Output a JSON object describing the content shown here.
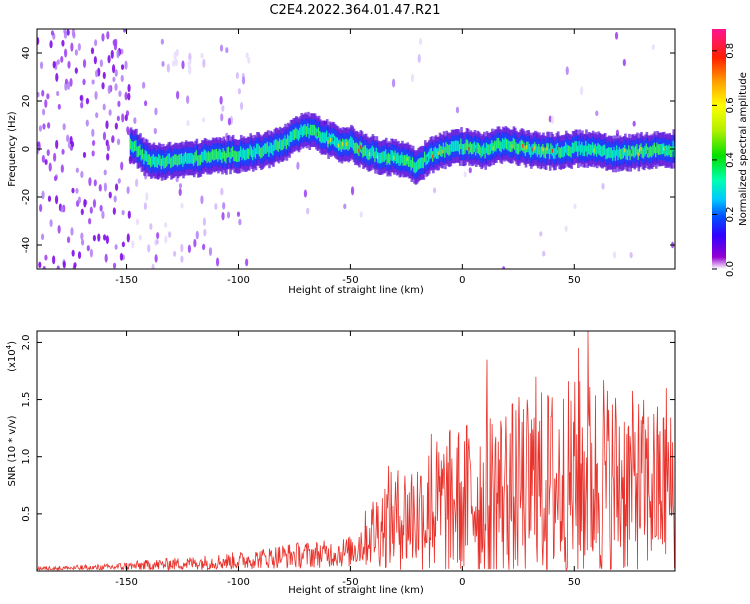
{
  "title": "C2E4.2022.364.01.47.R21",
  "colorbar": {
    "label": "Normalized spectral amplitude",
    "ticks": [
      0.0,
      0.2,
      0.4,
      0.6,
      0.8
    ],
    "range": [
      0.0,
      0.88
    ]
  },
  "chart_data": [
    {
      "type": "heatmap",
      "xlabel": "Height of straight line (km)",
      "ylabel": "Frequency (Hz)",
      "xlim": [
        -190,
        95
      ],
      "ylim": [
        -50,
        50
      ],
      "xticks": [
        -150,
        -100,
        -50,
        0,
        50
      ],
      "yticks": [
        -40,
        -20,
        0,
        20,
        40
      ],
      "ridge": {
        "x": [
          -147,
          -140,
          -130,
          -120,
          -110,
          -100,
          -90,
          -80,
          -75,
          -70,
          -65,
          -60,
          -55,
          -50,
          -45,
          -40,
          -35,
          -30,
          -25,
          -20,
          -15,
          -10,
          -5,
          0,
          5,
          10,
          15,
          20,
          25,
          30,
          40,
          50,
          60,
          70,
          80,
          90
        ],
        "freq": [
          2,
          -5,
          -5,
          -4,
          -3,
          -2,
          -1,
          2,
          5,
          8,
          7,
          4,
          2,
          2,
          0,
          -2,
          -3,
          -4,
          -5,
          -7,
          -3,
          -1,
          0,
          1,
          0,
          -1,
          1,
          2,
          1,
          0,
          -1,
          0,
          0,
          -2,
          -1,
          0
        ]
      }
    },
    {
      "type": "line",
      "xlabel": "Height of straight line (km)",
      "ylabel": "SNR (10 * v/v)",
      "scale_note": "(x10",
      "scale_exp": "4",
      "scale_close": ")",
      "xlim": [
        -190,
        95
      ],
      "ylim": [
        0,
        2.1
      ],
      "xticks": [
        -150,
        -100,
        -50,
        0,
        50
      ],
      "yticks": [
        0.5,
        1.0,
        1.5,
        2.0
      ],
      "color": "#e8322b",
      "envelope": {
        "x": [
          -190,
          -160,
          -140,
          -120,
          -100,
          -90,
          -80,
          -70,
          -60,
          -50,
          -45,
          -40,
          -35,
          -30,
          -20,
          -10,
          0,
          10,
          20,
          30,
          40,
          50,
          60,
          70,
          80,
          90,
          95
        ],
        "mean": [
          0.02,
          0.03,
          0.05,
          0.07,
          0.09,
          0.11,
          0.13,
          0.14,
          0.15,
          0.17,
          0.25,
          0.35,
          0.42,
          0.45,
          0.5,
          0.55,
          0.62,
          0.66,
          0.7,
          0.72,
          0.75,
          0.78,
          0.8,
          0.78,
          0.74,
          0.72,
          0.7
        ],
        "amp": [
          0.02,
          0.03,
          0.05,
          0.06,
          0.08,
          0.09,
          0.11,
          0.12,
          0.12,
          0.14,
          0.22,
          0.32,
          0.4,
          0.45,
          0.55,
          0.65,
          0.7,
          0.75,
          0.8,
          0.85,
          0.88,
          0.92,
          0.9,
          0.85,
          0.8,
          0.75,
          0.7
        ]
      },
      "peaks": [
        {
          "x": 56,
          "y": 2.1
        },
        {
          "x": 52,
          "y": 1.95
        },
        {
          "x": 11,
          "y": 1.85
        },
        {
          "x": 33,
          "y": 1.7
        },
        {
          "x": 91,
          "y": 1.6
        },
        {
          "x": 63,
          "y": 1.67
        },
        {
          "x": -14,
          "y": 1.2
        },
        {
          "x": -33,
          "y": 0.92
        }
      ]
    }
  ]
}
----
What you have to do:
Using the data above, write out every line exactly, leaving the images behind.

Written answer:
Output a JSON object describing the content shown here.
{
  "title": "C2E4.2022.364.01.47.R21",
  "colorbar": {
    "label": "Normalized spectral amplitude",
    "ticks": [
      0.0,
      0.2,
      0.4,
      0.6,
      0.8
    ],
    "range": [
      0.0,
      0.88
    ]
  },
  "chart_data": [
    {
      "type": "heatmap",
      "xlabel": "Height of straight line (km)",
      "ylabel": "Frequency (Hz)",
      "xlim": [
        -190,
        95
      ],
      "ylim": [
        -50,
        50
      ],
      "xticks": [
        -150,
        -100,
        -50,
        0,
        50
      ],
      "yticks": [
        -40,
        -20,
        0,
        20,
        40
      ],
      "ridge": {
        "x": [
          -147,
          -140,
          -130,
          -120,
          -110,
          -100,
          -90,
          -80,
          -75,
          -70,
          -65,
          -60,
          -55,
          -50,
          -45,
          -40,
          -35,
          -30,
          -25,
          -20,
          -15,
          -10,
          -5,
          0,
          5,
          10,
          15,
          20,
          25,
          30,
          40,
          50,
          60,
          70,
          80,
          90
        ],
        "freq": [
          2,
          -5,
          -5,
          -4,
          -3,
          -2,
          -1,
          2,
          5,
          8,
          7,
          4,
          2,
          2,
          0,
          -2,
          -3,
          -4,
          -5,
          -7,
          -3,
          -1,
          0,
          1,
          0,
          -1,
          1,
          2,
          1,
          0,
          -1,
          0,
          0,
          -2,
          -1,
          0
        ]
      }
    },
    {
      "type": "line",
      "xlabel": "Height of straight line (km)",
      "ylabel": "SNR (10 * v/v)",
      "scale_note": "(x10",
      "scale_exp": "4",
      "scale_close": ")",
      "xlim": [
        -190,
        95
      ],
      "ylim": [
        0,
        2.1
      ],
      "xticks": [
        -150,
        -100,
        -50,
        0,
        50
      ],
      "yticks": [
        0.5,
        1.0,
        1.5,
        2.0
      ],
      "color": "#e8322b",
      "envelope": {
        "x": [
          -190,
          -160,
          -140,
          -120,
          -100,
          -90,
          -80,
          -70,
          -60,
          -50,
          -45,
          -40,
          -35,
          -30,
          -20,
          -10,
          0,
          10,
          20,
          30,
          40,
          50,
          60,
          70,
          80,
          90,
          95
        ],
        "mean": [
          0.02,
          0.03,
          0.05,
          0.07,
          0.09,
          0.11,
          0.13,
          0.14,
          0.15,
          0.17,
          0.25,
          0.35,
          0.42,
          0.45,
          0.5,
          0.55,
          0.62,
          0.66,
          0.7,
          0.72,
          0.75,
          0.78,
          0.8,
          0.78,
          0.74,
          0.72,
          0.7
        ],
        "amp": [
          0.02,
          0.03,
          0.05,
          0.06,
          0.08,
          0.09,
          0.11,
          0.12,
          0.12,
          0.14,
          0.22,
          0.32,
          0.4,
          0.45,
          0.55,
          0.65,
          0.7,
          0.75,
          0.8,
          0.85,
          0.88,
          0.92,
          0.9,
          0.85,
          0.8,
          0.75,
          0.7
        ]
      },
      "peaks": [
        {
          "x": 56,
          "y": 2.1
        },
        {
          "x": 52,
          "y": 1.95
        },
        {
          "x": 11,
          "y": 1.85
        },
        {
          "x": 33,
          "y": 1.7
        },
        {
          "x": 91,
          "y": 1.6
        },
        {
          "x": 63,
          "y": 1.67
        },
        {
          "x": -14,
          "y": 1.2
        },
        {
          "x": -33,
          "y": 0.92
        }
      ]
    }
  ]
}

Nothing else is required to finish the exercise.